(Dataset records)

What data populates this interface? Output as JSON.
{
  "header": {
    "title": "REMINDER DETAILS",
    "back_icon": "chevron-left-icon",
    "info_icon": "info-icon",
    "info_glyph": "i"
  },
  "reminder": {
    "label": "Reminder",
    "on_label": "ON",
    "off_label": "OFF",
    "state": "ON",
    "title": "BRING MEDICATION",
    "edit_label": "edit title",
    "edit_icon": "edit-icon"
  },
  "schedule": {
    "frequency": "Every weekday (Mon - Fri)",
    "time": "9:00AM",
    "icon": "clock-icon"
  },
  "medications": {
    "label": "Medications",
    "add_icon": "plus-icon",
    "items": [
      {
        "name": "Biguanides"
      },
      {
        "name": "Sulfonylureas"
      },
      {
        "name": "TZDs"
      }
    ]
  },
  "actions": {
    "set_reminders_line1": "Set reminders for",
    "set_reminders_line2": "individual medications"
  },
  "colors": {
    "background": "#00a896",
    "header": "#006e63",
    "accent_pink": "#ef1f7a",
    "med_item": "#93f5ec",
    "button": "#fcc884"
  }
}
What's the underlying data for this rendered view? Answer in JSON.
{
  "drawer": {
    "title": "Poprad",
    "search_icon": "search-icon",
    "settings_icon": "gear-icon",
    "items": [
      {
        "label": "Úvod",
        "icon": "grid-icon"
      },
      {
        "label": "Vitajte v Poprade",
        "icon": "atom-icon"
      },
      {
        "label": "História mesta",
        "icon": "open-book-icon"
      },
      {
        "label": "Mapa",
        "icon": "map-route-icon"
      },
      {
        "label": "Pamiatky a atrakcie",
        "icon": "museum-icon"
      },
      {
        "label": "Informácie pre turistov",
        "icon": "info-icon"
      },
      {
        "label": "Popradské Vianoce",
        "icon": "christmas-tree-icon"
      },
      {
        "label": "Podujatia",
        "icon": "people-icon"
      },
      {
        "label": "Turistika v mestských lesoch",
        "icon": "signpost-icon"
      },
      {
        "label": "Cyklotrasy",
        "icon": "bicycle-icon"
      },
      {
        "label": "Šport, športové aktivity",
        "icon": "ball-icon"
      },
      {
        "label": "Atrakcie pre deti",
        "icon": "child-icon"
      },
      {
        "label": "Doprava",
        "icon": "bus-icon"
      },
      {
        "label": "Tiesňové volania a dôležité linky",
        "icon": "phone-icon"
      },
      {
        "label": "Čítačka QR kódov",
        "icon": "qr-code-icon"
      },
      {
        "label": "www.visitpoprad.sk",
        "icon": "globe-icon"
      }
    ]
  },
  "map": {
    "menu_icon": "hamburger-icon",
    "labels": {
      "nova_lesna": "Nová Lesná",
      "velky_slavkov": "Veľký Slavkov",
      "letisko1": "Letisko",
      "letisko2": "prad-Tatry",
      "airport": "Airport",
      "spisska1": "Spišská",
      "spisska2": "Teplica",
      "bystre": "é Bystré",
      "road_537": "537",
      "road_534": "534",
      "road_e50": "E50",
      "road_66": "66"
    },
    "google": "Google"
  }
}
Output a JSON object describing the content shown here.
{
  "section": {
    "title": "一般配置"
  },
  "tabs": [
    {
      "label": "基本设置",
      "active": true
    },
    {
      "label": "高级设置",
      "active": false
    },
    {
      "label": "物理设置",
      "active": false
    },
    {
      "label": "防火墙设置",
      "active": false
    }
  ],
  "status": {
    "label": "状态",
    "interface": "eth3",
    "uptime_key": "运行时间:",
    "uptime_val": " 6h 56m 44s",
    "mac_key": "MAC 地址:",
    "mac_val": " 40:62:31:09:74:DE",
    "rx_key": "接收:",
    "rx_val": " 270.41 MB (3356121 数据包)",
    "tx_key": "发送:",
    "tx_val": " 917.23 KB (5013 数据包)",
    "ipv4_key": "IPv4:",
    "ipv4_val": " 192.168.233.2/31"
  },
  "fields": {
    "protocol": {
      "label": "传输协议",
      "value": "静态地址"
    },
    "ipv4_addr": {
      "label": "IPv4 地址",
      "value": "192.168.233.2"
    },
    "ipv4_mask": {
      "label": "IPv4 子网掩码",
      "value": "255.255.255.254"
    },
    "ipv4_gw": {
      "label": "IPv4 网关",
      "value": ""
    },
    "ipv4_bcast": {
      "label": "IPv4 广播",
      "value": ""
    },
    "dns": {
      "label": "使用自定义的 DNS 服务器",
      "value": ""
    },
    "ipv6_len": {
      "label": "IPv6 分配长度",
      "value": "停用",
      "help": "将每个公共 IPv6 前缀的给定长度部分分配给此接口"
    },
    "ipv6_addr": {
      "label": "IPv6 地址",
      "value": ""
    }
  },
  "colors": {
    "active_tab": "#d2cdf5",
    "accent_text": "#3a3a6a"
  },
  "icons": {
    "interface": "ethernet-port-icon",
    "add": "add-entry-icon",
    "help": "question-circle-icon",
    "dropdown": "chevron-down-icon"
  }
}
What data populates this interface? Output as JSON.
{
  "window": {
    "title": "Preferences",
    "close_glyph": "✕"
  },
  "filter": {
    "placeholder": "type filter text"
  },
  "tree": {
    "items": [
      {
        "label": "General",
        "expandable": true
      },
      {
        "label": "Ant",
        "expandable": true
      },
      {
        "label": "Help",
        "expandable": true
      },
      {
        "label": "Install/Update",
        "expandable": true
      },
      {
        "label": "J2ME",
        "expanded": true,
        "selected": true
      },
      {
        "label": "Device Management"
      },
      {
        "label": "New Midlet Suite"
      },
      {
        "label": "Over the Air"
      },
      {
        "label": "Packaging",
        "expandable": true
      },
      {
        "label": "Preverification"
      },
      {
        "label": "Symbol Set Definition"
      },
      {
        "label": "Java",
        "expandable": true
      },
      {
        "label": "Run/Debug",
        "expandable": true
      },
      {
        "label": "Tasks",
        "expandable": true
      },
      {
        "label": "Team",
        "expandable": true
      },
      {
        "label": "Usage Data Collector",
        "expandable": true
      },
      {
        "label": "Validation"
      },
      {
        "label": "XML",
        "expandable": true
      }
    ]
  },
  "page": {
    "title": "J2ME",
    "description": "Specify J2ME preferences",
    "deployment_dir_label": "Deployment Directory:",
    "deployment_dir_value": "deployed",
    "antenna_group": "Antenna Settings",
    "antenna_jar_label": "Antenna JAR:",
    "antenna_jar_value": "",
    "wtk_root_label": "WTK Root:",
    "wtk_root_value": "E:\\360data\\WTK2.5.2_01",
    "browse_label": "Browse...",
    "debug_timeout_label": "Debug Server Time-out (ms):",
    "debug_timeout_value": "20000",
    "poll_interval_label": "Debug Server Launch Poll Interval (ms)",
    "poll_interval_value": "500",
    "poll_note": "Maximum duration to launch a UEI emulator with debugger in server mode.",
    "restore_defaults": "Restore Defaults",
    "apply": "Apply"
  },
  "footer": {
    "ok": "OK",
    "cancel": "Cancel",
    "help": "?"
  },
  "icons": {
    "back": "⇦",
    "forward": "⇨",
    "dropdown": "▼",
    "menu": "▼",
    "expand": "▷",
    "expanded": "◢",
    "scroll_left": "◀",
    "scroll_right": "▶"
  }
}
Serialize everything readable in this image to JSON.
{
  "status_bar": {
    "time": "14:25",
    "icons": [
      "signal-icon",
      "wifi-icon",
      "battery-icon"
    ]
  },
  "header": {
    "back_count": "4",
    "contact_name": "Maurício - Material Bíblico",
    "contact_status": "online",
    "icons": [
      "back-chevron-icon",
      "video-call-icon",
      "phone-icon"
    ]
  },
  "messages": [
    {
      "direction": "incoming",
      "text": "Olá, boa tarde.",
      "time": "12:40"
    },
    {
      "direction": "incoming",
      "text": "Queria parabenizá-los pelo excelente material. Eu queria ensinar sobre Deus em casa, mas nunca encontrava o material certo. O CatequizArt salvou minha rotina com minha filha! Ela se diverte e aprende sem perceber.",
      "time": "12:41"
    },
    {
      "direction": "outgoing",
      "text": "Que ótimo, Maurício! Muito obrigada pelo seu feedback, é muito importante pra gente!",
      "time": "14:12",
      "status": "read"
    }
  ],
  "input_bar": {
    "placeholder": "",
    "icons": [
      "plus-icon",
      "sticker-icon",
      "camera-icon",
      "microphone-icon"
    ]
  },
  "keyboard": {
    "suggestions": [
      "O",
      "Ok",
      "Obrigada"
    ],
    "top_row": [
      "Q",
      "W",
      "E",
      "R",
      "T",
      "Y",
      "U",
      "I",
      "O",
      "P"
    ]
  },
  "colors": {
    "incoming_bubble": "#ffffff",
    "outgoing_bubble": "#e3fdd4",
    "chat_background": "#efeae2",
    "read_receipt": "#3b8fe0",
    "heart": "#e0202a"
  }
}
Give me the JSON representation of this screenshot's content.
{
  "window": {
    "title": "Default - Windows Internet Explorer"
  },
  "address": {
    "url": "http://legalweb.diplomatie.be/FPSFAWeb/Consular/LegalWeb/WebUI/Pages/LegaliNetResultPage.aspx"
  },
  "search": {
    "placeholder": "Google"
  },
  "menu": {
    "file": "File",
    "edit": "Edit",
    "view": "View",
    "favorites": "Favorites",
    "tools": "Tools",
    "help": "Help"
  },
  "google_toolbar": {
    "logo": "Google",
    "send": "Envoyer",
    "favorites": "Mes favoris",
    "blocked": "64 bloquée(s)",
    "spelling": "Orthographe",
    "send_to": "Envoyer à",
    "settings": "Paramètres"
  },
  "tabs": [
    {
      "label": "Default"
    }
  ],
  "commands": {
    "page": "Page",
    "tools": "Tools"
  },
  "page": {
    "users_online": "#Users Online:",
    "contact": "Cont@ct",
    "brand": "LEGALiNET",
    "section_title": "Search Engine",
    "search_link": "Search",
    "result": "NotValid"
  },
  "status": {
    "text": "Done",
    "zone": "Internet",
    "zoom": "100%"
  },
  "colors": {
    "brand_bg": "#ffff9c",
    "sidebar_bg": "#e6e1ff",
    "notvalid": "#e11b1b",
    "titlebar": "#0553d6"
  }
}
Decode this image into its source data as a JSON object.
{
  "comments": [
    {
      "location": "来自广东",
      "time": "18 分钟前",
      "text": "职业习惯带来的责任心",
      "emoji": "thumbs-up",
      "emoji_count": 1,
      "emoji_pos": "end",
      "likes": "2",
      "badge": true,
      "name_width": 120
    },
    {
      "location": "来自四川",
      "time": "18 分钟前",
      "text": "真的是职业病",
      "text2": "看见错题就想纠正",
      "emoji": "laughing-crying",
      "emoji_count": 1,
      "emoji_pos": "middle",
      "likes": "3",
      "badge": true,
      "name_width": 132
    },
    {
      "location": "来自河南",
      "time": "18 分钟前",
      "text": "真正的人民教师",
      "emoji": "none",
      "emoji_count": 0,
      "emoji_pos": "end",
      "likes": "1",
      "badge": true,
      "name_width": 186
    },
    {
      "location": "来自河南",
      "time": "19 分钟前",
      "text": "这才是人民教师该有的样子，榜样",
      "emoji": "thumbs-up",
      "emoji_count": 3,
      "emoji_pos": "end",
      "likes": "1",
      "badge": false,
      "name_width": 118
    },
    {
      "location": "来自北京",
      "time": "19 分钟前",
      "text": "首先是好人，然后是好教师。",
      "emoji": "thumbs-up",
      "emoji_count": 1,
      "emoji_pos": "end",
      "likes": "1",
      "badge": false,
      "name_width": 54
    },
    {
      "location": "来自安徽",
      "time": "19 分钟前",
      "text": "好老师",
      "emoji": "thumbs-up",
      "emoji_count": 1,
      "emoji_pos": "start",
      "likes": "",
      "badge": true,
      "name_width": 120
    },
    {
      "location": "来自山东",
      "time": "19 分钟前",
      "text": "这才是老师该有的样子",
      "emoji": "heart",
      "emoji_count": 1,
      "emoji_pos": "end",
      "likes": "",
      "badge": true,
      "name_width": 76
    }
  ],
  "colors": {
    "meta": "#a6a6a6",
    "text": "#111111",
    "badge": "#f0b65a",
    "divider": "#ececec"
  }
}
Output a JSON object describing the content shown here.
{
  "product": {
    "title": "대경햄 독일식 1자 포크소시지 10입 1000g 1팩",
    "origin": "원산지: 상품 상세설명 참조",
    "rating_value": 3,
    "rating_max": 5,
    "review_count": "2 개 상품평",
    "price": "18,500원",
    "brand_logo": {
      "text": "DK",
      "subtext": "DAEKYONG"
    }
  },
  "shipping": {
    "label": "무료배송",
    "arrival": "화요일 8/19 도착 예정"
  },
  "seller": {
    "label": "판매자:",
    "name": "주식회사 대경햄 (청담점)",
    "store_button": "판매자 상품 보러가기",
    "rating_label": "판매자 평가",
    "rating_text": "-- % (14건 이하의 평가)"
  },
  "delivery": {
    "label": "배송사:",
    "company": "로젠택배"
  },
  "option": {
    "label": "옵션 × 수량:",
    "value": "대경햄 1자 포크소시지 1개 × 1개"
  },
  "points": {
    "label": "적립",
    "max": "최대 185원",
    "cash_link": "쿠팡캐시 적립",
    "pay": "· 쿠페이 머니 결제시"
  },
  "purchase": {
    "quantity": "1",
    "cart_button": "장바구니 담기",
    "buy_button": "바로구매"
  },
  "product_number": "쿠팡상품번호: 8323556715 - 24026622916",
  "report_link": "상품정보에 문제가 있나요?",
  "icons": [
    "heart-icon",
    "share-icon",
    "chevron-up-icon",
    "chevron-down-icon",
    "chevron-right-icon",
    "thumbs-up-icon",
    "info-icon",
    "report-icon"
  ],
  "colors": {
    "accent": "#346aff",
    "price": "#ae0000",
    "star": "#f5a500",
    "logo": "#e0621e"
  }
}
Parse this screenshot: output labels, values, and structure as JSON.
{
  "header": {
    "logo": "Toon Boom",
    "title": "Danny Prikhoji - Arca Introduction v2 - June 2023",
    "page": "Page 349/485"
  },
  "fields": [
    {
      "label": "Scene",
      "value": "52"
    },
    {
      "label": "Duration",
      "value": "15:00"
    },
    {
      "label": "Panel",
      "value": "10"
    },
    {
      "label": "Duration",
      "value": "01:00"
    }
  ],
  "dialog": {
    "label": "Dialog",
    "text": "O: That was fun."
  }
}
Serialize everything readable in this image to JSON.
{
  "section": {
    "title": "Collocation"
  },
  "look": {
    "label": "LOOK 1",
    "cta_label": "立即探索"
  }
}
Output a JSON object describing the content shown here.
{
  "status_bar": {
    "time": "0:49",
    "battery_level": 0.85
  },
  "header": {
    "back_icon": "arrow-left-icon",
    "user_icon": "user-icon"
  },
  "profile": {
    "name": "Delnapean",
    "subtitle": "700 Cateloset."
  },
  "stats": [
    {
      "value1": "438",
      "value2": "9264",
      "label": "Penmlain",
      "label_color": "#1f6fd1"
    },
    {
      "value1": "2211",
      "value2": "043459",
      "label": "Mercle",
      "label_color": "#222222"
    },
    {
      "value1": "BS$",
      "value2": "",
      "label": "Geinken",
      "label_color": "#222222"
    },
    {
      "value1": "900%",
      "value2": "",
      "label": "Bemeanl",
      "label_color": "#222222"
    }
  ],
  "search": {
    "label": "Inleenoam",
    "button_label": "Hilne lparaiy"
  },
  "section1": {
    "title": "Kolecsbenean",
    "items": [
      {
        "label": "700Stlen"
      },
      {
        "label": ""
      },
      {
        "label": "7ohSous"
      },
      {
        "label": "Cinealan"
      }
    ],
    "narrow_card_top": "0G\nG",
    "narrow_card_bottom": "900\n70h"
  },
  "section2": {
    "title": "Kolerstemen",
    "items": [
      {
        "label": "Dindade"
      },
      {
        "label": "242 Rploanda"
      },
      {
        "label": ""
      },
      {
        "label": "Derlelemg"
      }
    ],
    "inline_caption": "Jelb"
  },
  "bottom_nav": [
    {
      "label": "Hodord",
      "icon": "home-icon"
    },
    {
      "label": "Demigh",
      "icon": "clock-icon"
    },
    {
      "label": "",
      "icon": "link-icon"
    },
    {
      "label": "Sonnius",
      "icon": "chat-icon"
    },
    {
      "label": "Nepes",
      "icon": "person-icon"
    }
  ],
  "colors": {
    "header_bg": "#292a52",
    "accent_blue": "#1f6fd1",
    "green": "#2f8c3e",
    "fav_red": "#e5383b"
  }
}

**Brief:** Using the records above, find and show each line with the string "포크소시지".

**Output for this task:**
    "title": "대경햄 독일식 1자 포크소시지 10입 1000g 1팩",
    "value": "대경햄 1자 포크소시지 1개 × 1개"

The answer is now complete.